*Instruction:*
Retype the passage on vicious problem cycles below word for word, from start to finish.

Such cycles are “vicious” because they are self-sustaining problem cycles. organisational strategies and programmes that focus on only one problem in a chain may fail because the cycle has the capacity to regenerate itself. Individual “vicious problem cycles” also tend to interlock, forming tangled skeins of interlinked global Problems which implicate single environmental problems in chains and complexes of multi-sectoral issues . Without the means to untangle the relationships, the response to a conservation challenge may be ineffective, self-defeating or, even, harmful.
Before commenting on the project work in detecting vicious cycles, it is important to recognise that it is precisely through the detection of such loops that attention can be drawn to defects in the pattern of relationships in the data. It is possible for some loops to be the result of incorrect relationships rather than being representative of genuine feedback, and so “accidental” loops appear. Detection of loops is therefore in the first place an editorial tool for hyperlinkage within a relational database. It raises questions as to the appropriateness of certain links which otherwise may go unquestioned. It also sharpens the discussion on how distinctions are made, using verbal categories and definitions, and how system boundaries are drawn grouping what is represented in this way. The results indicate this is a very interesting area for further exploration.
Prior to the Definition Phase of this project, experiments in 1995 gave rise to the results in Column 1 of Table 1 (below). It was concluded that the procedure had promise but needed refinement, notably to detect Problems erroneously excluded from loops, as well as loops excessively connected to a single problem.

*Source material:*

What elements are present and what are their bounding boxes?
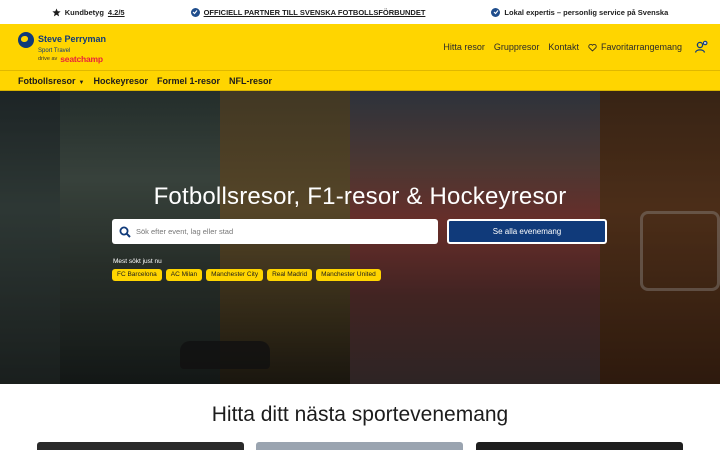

*Task answer:*
Such cycles are “vicious” because they are self-sustaining problem cycles. organisational strategies and programmes that focus on only one problem in a chain may fail because the cycle has the capacity to regenerate itself. Individual “vicious problem cycles” also tend to interlock, forming tangled skeins of interlinked global Problems which implicate single environmental problems in chains and complexes of multi-sectoral issues . Without the means to untangle the relationships, the response to a conservation challenge may be ineffective, self-defeating or, even, harmful.
Before commenting on the project work in detecting vicious cycles, it is important to recognise that it is precisely through the detection of such loops that attention can be drawn to defects in the pattern of relationships in the data. It is possible for some loops to be the result of incorrect relationships rather than being representative of genuine feedback, and so “accidental” loops appear. Detection of loops is therefore in the first place an editorial tool for hyperlinkage within a relational database. It raises questions as to the appropriateness of certain links which otherwise may go unquestioned. It also sharpens the discussion on how distinctions are made, using verbal categories and definitions, and how system boundaries are drawn grouping what is represented in this way. The results indicate this is a very interesting area for further exploration.
Prior to the Definition Phase of this project, experiments in 1995 gave rise to the results in Column 1 of Table 1 (below). It was concluded that the procedure had promise but needed refinement, notably to detect Problems erroneously excluded from loops, as well as loops excessively connected to a single problem.